• TASK DIRECTIONS
Each line of the records containing "Dashboard" is to be copied out and returned.

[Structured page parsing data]
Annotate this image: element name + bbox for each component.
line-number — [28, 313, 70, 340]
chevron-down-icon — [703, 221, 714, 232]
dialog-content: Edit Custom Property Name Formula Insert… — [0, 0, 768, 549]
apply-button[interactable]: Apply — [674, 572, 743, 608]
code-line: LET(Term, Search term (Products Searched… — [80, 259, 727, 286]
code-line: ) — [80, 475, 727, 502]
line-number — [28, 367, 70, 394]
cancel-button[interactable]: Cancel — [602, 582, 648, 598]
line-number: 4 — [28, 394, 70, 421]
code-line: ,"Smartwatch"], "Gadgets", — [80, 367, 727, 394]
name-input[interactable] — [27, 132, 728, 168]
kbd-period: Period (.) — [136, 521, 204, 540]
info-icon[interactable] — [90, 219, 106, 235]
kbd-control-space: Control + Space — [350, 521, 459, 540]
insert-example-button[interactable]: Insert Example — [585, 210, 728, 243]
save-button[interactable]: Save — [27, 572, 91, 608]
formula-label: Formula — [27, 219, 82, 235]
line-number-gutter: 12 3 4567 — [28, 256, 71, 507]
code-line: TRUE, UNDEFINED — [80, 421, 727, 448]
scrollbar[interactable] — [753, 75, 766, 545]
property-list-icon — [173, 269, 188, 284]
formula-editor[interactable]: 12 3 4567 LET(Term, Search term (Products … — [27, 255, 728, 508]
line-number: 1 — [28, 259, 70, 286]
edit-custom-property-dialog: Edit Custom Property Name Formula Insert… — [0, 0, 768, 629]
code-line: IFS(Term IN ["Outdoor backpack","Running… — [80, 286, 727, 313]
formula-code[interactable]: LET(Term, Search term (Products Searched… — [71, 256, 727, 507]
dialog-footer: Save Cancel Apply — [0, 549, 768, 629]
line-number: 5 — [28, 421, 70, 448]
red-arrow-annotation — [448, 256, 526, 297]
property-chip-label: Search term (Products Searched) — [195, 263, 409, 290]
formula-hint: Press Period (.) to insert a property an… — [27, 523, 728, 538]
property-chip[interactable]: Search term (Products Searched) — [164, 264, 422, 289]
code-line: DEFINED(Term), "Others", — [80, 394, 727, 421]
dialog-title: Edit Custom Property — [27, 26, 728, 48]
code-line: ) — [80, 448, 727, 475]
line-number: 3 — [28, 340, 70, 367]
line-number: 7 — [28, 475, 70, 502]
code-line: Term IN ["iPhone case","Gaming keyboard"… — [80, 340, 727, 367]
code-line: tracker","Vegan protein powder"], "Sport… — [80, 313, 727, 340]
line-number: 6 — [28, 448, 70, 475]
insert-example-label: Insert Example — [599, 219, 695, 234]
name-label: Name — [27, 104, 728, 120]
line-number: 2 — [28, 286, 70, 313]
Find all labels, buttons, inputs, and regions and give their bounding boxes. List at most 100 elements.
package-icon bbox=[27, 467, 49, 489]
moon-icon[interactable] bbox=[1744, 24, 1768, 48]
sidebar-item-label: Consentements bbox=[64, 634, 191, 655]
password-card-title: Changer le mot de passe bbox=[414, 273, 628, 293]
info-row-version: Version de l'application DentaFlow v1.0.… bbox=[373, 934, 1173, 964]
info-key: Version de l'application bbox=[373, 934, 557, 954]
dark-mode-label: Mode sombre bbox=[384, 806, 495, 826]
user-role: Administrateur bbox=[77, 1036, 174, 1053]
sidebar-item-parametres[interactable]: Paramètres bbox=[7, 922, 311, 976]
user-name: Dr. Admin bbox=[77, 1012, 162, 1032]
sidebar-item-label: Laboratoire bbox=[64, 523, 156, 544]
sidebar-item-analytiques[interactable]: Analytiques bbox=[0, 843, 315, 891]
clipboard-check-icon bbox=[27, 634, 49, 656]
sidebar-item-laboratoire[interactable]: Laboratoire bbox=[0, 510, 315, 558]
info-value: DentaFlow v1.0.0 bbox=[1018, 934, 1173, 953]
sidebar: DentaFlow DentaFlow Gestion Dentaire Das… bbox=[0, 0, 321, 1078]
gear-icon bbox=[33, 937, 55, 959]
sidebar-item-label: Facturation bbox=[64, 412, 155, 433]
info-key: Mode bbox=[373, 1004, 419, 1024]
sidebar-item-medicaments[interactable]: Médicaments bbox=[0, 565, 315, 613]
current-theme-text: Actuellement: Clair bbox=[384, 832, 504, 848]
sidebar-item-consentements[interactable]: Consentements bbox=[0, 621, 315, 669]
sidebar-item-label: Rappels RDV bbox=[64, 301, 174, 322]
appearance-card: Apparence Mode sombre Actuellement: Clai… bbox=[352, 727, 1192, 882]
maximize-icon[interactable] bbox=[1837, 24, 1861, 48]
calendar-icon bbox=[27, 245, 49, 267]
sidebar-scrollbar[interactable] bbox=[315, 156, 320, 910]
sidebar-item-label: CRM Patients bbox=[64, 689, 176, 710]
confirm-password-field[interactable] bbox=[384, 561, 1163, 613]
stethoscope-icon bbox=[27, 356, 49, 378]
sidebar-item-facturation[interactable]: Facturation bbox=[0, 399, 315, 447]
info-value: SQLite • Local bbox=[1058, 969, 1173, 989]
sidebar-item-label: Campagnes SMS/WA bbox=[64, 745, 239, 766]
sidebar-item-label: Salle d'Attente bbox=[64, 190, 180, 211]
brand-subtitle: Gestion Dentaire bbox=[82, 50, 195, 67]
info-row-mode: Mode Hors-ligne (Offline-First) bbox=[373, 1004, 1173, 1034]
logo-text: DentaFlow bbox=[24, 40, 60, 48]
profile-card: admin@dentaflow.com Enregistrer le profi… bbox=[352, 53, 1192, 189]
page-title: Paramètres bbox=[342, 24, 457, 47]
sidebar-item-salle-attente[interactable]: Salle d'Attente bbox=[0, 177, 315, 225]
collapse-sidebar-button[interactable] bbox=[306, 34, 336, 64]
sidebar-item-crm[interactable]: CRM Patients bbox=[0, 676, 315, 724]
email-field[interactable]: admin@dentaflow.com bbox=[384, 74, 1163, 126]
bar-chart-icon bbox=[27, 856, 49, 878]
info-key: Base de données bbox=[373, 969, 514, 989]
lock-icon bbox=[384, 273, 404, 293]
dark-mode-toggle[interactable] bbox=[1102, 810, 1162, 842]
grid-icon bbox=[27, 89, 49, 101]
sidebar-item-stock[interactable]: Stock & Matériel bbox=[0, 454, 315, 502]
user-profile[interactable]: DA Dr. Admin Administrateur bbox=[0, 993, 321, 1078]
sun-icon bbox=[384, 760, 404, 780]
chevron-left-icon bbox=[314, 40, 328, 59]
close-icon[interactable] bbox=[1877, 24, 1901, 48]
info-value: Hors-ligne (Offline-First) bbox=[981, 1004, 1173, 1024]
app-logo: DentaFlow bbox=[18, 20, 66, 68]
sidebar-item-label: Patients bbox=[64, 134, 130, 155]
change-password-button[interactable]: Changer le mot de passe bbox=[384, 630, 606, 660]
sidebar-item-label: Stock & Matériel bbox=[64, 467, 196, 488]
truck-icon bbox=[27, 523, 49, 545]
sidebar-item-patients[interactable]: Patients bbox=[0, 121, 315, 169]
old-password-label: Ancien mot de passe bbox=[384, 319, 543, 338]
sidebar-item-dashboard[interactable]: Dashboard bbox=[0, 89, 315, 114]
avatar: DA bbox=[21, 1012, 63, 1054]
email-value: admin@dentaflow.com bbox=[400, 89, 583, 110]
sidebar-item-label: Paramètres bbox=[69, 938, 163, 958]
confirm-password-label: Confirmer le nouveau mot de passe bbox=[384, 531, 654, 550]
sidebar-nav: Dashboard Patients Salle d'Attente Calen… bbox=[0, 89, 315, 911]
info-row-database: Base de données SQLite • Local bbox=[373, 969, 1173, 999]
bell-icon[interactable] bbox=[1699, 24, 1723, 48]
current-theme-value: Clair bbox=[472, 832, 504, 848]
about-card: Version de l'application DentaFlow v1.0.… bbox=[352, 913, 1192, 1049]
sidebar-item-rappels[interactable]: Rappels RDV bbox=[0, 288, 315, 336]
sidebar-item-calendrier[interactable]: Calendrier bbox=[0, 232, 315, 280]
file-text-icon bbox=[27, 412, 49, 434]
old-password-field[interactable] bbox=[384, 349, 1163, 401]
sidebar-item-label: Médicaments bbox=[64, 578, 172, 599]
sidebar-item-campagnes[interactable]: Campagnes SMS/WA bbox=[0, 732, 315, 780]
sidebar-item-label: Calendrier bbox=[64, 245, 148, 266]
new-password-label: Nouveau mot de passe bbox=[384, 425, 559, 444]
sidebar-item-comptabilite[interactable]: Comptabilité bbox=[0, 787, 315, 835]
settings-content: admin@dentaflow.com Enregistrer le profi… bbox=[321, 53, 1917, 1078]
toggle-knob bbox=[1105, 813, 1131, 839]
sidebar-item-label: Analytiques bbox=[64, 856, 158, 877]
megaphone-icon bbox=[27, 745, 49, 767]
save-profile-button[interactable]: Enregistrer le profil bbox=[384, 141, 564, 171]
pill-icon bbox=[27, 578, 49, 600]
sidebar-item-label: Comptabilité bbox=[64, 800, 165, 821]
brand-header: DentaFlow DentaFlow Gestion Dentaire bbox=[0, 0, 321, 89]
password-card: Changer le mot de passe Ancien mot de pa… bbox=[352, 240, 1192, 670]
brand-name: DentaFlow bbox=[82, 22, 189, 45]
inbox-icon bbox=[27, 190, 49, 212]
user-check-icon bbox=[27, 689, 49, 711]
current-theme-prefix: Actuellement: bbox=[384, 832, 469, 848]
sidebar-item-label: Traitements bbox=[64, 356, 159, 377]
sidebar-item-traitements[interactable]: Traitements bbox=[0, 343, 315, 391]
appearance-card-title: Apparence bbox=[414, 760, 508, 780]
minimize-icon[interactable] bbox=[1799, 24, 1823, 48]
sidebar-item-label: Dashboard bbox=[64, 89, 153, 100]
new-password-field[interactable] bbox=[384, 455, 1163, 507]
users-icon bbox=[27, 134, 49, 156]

• TASK RESULT
sidebar-item-dashboard[interactable]: Dashboard bbox=[0, 89, 315, 114]
sidebar-nav: Dashboard Patients Salle d'Attente Calen… bbox=[0, 89, 315, 911]
sidebar-item-label: Dashboard bbox=[64, 89, 153, 100]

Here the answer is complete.